> _Written instruction_
Print out the entries below with no edits.

> _Collected data_
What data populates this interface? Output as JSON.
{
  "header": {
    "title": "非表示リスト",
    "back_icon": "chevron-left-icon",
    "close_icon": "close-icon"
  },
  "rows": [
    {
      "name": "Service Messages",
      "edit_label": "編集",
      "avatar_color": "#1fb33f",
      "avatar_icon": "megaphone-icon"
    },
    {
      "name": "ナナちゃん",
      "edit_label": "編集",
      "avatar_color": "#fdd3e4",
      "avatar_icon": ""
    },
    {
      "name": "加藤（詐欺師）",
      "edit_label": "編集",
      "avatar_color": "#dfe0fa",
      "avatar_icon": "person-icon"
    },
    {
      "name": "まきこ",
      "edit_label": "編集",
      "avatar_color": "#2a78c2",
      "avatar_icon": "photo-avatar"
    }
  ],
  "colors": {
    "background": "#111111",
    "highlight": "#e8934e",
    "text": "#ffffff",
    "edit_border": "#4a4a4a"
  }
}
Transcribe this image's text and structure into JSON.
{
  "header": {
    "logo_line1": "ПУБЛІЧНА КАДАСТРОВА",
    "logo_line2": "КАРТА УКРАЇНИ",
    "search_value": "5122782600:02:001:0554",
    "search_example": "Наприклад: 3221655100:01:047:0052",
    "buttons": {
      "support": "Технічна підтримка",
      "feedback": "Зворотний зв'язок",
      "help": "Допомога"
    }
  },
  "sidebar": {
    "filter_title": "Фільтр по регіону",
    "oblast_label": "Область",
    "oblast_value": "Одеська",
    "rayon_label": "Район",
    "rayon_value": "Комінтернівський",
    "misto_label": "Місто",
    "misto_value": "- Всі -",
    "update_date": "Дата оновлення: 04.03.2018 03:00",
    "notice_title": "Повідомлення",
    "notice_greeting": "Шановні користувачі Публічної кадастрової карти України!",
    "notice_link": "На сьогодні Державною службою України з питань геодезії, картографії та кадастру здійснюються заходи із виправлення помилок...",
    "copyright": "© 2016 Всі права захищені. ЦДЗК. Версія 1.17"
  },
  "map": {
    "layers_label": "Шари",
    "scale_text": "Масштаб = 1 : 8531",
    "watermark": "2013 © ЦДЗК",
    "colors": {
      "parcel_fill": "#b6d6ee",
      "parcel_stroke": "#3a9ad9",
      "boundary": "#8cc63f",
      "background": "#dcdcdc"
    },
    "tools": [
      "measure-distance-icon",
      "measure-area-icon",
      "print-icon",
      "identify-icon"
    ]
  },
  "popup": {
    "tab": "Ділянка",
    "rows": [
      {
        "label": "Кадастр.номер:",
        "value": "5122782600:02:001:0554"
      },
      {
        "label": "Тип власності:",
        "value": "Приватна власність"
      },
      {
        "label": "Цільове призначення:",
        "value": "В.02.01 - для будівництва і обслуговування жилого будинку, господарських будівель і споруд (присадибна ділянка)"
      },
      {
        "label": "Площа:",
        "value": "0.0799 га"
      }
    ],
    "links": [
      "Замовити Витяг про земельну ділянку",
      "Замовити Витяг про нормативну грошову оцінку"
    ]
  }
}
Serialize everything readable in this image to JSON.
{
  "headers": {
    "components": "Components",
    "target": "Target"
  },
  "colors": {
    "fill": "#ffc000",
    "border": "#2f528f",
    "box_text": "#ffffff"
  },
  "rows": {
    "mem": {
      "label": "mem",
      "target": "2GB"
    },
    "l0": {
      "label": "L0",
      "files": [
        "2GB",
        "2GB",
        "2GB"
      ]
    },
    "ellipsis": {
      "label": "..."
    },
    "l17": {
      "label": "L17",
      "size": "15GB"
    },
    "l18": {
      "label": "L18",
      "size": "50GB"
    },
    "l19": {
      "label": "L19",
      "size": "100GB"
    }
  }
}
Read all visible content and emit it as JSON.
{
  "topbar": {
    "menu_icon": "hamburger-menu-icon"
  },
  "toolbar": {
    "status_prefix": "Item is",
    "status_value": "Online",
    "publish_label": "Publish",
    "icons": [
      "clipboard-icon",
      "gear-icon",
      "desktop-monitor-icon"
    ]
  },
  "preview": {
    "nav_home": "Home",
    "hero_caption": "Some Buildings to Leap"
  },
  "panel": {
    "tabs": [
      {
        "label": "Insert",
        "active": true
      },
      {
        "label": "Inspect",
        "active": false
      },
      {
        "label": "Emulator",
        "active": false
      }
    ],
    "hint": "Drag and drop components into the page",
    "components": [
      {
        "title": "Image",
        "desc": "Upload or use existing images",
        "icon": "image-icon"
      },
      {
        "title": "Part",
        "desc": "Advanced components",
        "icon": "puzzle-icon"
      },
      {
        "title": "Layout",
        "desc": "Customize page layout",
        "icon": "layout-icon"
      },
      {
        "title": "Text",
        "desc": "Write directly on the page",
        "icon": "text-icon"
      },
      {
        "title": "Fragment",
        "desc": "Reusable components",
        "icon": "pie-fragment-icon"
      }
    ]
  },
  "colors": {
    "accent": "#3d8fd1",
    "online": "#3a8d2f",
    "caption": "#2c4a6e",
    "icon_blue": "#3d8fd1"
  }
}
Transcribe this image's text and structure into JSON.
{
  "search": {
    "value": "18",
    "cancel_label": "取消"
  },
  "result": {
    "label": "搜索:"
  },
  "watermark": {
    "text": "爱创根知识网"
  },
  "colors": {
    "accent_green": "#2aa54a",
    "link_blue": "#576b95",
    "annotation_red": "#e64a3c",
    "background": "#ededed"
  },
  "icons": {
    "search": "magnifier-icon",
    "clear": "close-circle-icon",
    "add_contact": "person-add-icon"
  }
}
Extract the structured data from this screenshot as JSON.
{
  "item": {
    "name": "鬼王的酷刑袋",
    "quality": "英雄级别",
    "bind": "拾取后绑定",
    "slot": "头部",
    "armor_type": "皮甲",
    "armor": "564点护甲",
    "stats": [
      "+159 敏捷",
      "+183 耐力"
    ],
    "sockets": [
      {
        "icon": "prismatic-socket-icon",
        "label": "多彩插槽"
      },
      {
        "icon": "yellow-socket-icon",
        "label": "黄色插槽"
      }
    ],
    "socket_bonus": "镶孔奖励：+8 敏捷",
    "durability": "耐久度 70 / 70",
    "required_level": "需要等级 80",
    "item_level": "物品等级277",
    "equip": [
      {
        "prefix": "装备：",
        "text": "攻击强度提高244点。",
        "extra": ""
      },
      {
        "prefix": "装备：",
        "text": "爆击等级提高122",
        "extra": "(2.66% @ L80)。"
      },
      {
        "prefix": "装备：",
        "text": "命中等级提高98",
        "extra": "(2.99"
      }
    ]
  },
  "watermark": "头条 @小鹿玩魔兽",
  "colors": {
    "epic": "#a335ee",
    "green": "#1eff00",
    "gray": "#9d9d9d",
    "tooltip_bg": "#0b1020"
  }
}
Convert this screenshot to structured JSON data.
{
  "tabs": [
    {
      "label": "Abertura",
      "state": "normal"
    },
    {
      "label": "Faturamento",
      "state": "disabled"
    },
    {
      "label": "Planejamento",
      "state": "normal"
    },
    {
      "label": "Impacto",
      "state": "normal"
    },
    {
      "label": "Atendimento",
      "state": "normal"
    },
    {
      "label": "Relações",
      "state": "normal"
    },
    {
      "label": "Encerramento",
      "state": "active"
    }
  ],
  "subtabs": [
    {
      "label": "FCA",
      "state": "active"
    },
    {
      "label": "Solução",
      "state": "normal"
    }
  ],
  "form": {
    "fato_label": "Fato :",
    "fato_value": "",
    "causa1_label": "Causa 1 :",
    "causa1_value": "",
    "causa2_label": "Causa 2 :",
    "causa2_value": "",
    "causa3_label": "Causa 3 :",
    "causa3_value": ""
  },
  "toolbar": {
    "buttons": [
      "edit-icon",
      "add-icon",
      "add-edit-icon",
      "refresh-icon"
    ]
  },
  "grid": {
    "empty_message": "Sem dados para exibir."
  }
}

> _Output of the task_
What data populates this interface? Output as JSON.
{
  "header": {
    "title": "非表示リスト",
    "back_icon": "chevron-left-icon",
    "close_icon": "close-icon"
  },
  "rows": [
    {
      "name": "Service Messages",
      "edit_label": "編集",
      "avatar_color": "#1fb33f",
      "avatar_icon": "megaphone-icon"
    },
    {
      "name": "ナナちゃん",
      "edit_label": "編集",
      "avatar_color": "#fdd3e4",
      "avatar_icon": ""
    },
    {
      "name": "加藤（詐欺師）",
      "edit_label": "編集",
      "avatar_color": "#dfe0fa",
      "avatar_icon": "person-icon"
    },
    {
      "name": "まきこ",
      "edit_label": "編集",
      "avatar_color": "#2a78c2",
      "avatar_icon": "photo-avatar"
    }
  ],
  "colors": {
    "background": "#111111",
    "highlight": "#e8934e",
    "text": "#ffffff",
    "edit_border": "#4a4a4a"
  }
}
Transcribe this image's text and structure into JSON.
{
  "header": {
    "logo_line1": "ПУБЛІЧНА КАДАСТРОВА",
    "logo_line2": "КАРТА УКРАЇНИ",
    "search_value": "5122782600:02:001:0554",
    "search_example": "Наприклад: 3221655100:01:047:0052",
    "buttons": {
      "support": "Технічна підтримка",
      "feedback": "Зворотний зв'язок",
      "help": "Допомога"
    }
  },
  "sidebar": {
    "filter_title": "Фільтр по регіону",
    "oblast_label": "Область",
    "oblast_value": "Одеська",
    "rayon_label": "Район",
    "rayon_value": "Комінтернівський",
    "misto_label": "Місто",
    "misto_value": "- Всі -",
    "update_date": "Дата оновлення: 04.03.2018 03:00",
    "notice_title": "Повідомлення",
    "notice_greeting": "Шановні користувачі Публічної кадастрової карти України!",
    "notice_link": "На сьогодні Державною службою України з питань геодезії, картографії та кадастру здійснюються заходи із виправлення помилок...",
    "copyright": "© 2016 Всі права захищені. ЦДЗК. Версія 1.17"
  },
  "map": {
    "layers_label": "Шари",
    "scale_text": "Масштаб = 1 : 8531",
    "watermark": "2013 © ЦДЗК",
    "colors": {
      "parcel_fill": "#b6d6ee",
      "parcel_stroke": "#3a9ad9",
      "boundary": "#8cc63f",
      "background": "#dcdcdc"
    },
    "tools": [
      "measure-distance-icon",
      "measure-area-icon",
      "print-icon",
      "identify-icon"
    ]
  },
  "popup": {
    "tab": "Ділянка",
    "rows": [
      {
        "label": "Кадастр.номер:",
        "value": "5122782600:02:001:0554"
      },
      {
        "label": "Тип власності:",
        "value": "Приватна власність"
      },
      {
        "label": "Цільове призначення:",
        "value": "В.02.01 - для будівництва і обслуговування жилого будинку, господарських будівель і споруд (присадибна ділянка)"
      },
      {
        "label": "Площа:",
        "value": "0.0799 га"
      }
    ],
    "links": [
      "Замовити Витяг про земельну ділянку",
      "Замовити Витяг про нормативну грошову оцінку"
    ]
  }
}
Serialize everything readable in this image to JSON.
{
  "headers": {
    "components": "Components",
    "target": "Target"
  },
  "colors": {
    "fill": "#ffc000",
    "border": "#2f528f",
    "box_text": "#ffffff"
  },
  "rows": {
    "mem": {
      "label": "mem",
      "target": "2GB"
    },
    "l0": {
      "label": "L0",
      "files": [
        "2GB",
        "2GB",
        "2GB"
      ]
    },
    "ellipsis": {
      "label": "..."
    },
    "l17": {
      "label": "L17",
      "size": "15GB"
    },
    "l18": {
      "label": "L18",
      "size": "50GB"
    },
    "l19": {
      "label": "L19",
      "size": "100GB"
    }
  }
}
Read all visible content and emit it as JSON.
{
  "topbar": {
    "menu_icon": "hamburger-menu-icon"
  },
  "toolbar": {
    "status_prefix": "Item is",
    "status_value": "Online",
    "publish_label": "Publish",
    "icons": [
      "clipboard-icon",
      "gear-icon",
      "desktop-monitor-icon"
    ]
  },
  "preview": {
    "nav_home": "Home",
    "hero_caption": "Some Buildings to Leap"
  },
  "panel": {
    "tabs": [
      {
        "label": "Insert",
        "active": true
      },
      {
        "label": "Inspect",
        "active": false
      },
      {
        "label": "Emulator",
        "active": false
      }
    ],
    "hint": "Drag and drop components into the page",
    "components": [
      {
        "title": "Image",
        "desc": "Upload or use existing images",
        "icon": "image-icon"
      },
      {
        "title": "Part",
        "desc": "Advanced components",
        "icon": "puzzle-icon"
      },
      {
        "title": "Layout",
        "desc": "Customize page layout",
        "icon": "layout-icon"
      },
      {
        "title": "Text",
        "desc": "Write directly on the page",
        "icon": "text-icon"
      },
      {
        "title": "Fragment",
        "desc": "Reusable components",
        "icon": "pie-fragment-icon"
      }
    ]
  },
  "colors": {
    "accent": "#3d8fd1",
    "online": "#3a8d2f",
    "caption": "#2c4a6e",
    "icon_blue": "#3d8fd1"
  }
}
Transcribe this image's text and structure into JSON.
{
  "search": {
    "value": "18",
    "cancel_label": "取消"
  },
  "result": {
    "label": "搜索:"
  },
  "watermark": {
    "text": "爱创根知识网"
  },
  "colors": {
    "accent_green": "#2aa54a",
    "link_blue": "#576b95",
    "annotation_red": "#e64a3c",
    "background": "#ededed"
  },
  "icons": {
    "search": "magnifier-icon",
    "clear": "close-circle-icon",
    "add_contact": "person-add-icon"
  }
}
Extract the structured data from this screenshot as JSON.
{
  "item": {
    "name": "鬼王的酷刑袋",
    "quality": "英雄级别",
    "bind": "拾取后绑定",
    "slot": "头部",
    "armor_type": "皮甲",
    "armor": "564点护甲",
    "stats": [
      "+159 敏捷",
      "+183 耐力"
    ],
    "sockets": [
      {
        "icon": "prismatic-socket-icon",
        "label": "多彩插槽"
      },
      {
        "icon": "yellow-socket-icon",
        "label": "黄色插槽"
      }
    ],
    "socket_bonus": "镶孔奖励：+8 敏捷",
    "durability": "耐久度 70 / 70",
    "required_level": "需要等级 80",
    "item_level": "物品等级277",
    "equip": [
      {
        "prefix": "装备：",
        "text": "攻击强度提高244点。",
        "extra": ""
      },
      {
        "prefix": "装备：",
        "text": "爆击等级提高122",
        "extra": "(2.66% @ L80)。"
      },
      {
        "prefix": "装备：",
        "text": "命中等级提高98",
        "extra": "(2.99"
      }
    ]
  },
  "watermark": "头条 @小鹿玩魔兽",
  "colors": {
    "epic": "#a335ee",
    "green": "#1eff00",
    "gray": "#9d9d9d",
    "tooltip_bg": "#0b1020"
  }
}
Convert this screenshot to structured JSON data.
{
  "tabs": [
    {
      "label": "Abertura",
      "state": "normal"
    },
    {
      "label": "Faturamento",
      "state": "disabled"
    },
    {
      "label": "Planejamento",
      "state": "normal"
    },
    {
      "label": "Impacto",
      "state": "normal"
    },
    {
      "label": "Atendimento",
      "state": "normal"
    },
    {
      "label": "Relações",
      "state": "normal"
    },
    {
      "label": "Encerramento",
      "state": "active"
    }
  ],
  "subtabs": [
    {
      "label": "FCA",
      "state": "active"
    },
    {
      "label": "Solução",
      "state": "normal"
    }
  ],
  "form": {
    "fato_label": "Fato :",
    "fato_value": "",
    "causa1_label": "Causa 1 :",
    "causa1_value": "",
    "causa2_label": "Causa 2 :",
    "causa2_value": "",
    "causa3_label": "Causa 3 :",
    "causa3_value": ""
  },
  "toolbar": {
    "buttons": [
      "edit-icon",
      "add-icon",
      "add-edit-icon",
      "refresh-icon"
    ]
  },
  "grid": {
    "empty_message": "Sem dados para exibir."
  }
}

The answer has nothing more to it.